(Rows from a dataset)

(begin)

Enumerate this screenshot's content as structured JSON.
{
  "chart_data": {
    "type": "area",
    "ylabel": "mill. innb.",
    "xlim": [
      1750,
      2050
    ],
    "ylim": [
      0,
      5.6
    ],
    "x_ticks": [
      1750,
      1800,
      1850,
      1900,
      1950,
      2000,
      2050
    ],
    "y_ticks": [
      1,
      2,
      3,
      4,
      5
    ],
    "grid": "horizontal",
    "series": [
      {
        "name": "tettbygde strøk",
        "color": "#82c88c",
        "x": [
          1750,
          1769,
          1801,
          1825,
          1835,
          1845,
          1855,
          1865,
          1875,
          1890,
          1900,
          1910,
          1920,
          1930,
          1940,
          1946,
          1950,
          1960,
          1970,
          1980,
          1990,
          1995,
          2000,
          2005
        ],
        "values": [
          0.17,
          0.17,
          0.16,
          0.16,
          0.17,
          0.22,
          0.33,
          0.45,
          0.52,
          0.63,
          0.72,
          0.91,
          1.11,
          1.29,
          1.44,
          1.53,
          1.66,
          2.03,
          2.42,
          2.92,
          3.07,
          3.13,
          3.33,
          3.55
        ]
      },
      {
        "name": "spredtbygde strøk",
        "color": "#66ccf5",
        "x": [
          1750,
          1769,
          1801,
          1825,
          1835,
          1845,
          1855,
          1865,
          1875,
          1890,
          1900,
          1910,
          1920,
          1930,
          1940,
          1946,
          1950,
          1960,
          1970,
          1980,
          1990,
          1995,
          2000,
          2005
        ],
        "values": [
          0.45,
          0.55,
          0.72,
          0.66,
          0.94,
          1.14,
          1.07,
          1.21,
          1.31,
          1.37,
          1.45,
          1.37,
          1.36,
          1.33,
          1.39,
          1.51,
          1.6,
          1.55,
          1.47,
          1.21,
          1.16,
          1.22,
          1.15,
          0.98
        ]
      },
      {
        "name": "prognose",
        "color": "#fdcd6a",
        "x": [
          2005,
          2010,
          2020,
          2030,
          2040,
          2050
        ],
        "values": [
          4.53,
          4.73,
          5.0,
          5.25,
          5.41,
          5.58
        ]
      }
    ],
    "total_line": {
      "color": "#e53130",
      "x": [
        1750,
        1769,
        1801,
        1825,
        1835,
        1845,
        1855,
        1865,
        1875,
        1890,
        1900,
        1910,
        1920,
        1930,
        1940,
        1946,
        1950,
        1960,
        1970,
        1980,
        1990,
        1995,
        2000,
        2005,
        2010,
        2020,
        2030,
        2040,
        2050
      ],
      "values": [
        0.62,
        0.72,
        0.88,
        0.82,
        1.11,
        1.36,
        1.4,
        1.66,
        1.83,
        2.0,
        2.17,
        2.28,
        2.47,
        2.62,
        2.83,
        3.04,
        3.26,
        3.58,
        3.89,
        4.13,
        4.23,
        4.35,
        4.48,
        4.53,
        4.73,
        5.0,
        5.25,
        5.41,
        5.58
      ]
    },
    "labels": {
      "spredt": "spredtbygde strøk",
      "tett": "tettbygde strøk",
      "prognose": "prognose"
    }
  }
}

(end)

- SHORT TASK
Which lines contain the word "color"? Return each of them.

- RESULT OF THE TASK
        "color": "#82c88c",
        "color": "#66ccf5",
        "color": "#fdcd6a",
      "color": "#e53130",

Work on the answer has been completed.